* Instructions for the task *
Set the data down again, exactly as it reads, but without the pictures.

-----

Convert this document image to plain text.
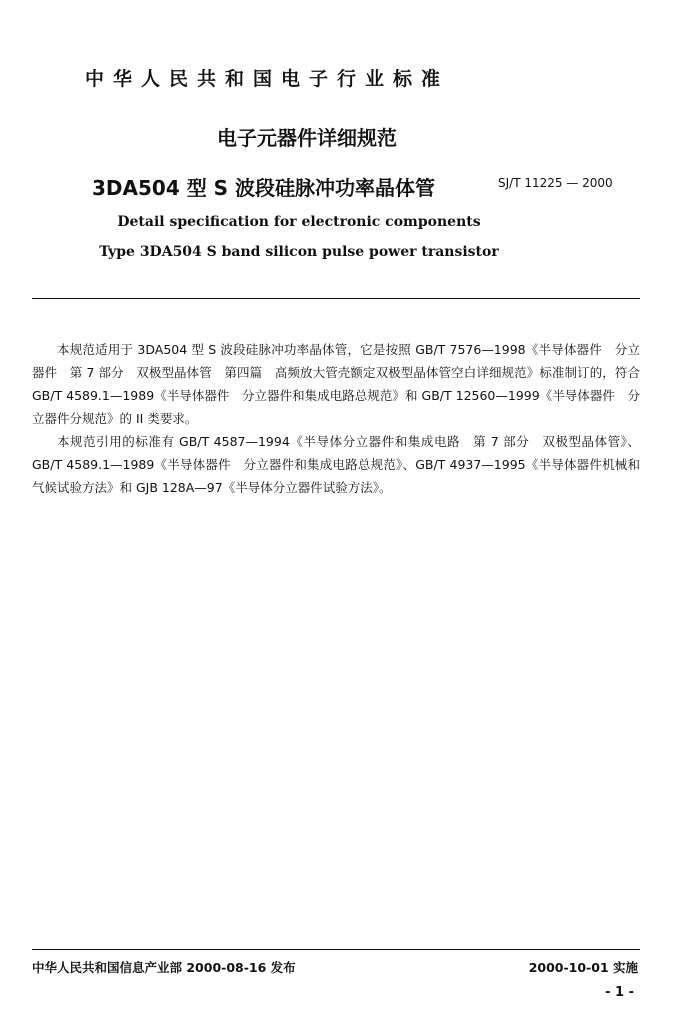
中华人民共和国电子行业标准
电子元器件详细规范
3DA504 型 S 波段硅脉冲功率晶体管	SJ/T 11225 — 2000
Detail specification for electronic components
Type 3DA504 S band silicon pulse power transistor

本规范适用于 3DA504 型 S 波段硅脉冲功率晶体管，它是按照 GB/T 7576—1998《半导体器件　分立器件　第 7 部分　双极型晶体管　第四篇　高频放大管壳额定双极型晶体管空白详细规范》标准制订的，符合 GB/T 4589.1—1989《半导体器件　分立器件和集成电路总规范》和 GB/T 12560—1999《半导体器件　分立器件分规范》的 II 类要求。

本规范引用的标准有 GB/T 4587—1994《半导体分立器件和集成电路　第 7 部分　双极型晶体管》、GB/T 4589.1—1989《半导体器件　分立器件和集成电路总规范》、GB/T 4937—1995《半导体器件机械和气候试验方法》和 GJB 128A—97《半导体分立器件试验方法》。

中华人民共和国信息产业部 2000-08-16 发布	2000-10-01 实施
- 1 -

-----

* Task output *
Convert this document image to plain text.
中华人民共和国电子行业标准
电子元器件详细规范
3DA504 型 S 波段硅脉冲功率晶体管	SJ/T 11225 — 2000
Detail specification for electronic components
Type 3DA504 S band silicon pulse power transistor

本规范适用于 3DA504 型 S 波段硅脉冲功率晶体管，它是按照 GB/T 7576—1998《半导体器件　分立器件　第 7 部分　双极型晶体管　第四篇　高频放大管壳额定双极型晶体管空白详细规范》标准制订的，符合 GB/T 4589.1—1989《半导体器件　分立器件和集成电路总规范》和 GB/T 12560—1999《半导体器件　分立器件分规范》的 II 类要求。

本规范引用的标准有 GB/T 4587—1994《半导体分立器件和集成电路　第 7 部分　双极型晶体管》、GB/T 4589.1—1989《半导体器件　分立器件和集成电路总规范》、GB/T 4937—1995《半导体器件机械和气候试验方法》和 GJB 128A—97《半导体分立器件试验方法》。

中华人民共和国信息产业部 2000-08-16 发布	2000-10-01 实施
- 1 -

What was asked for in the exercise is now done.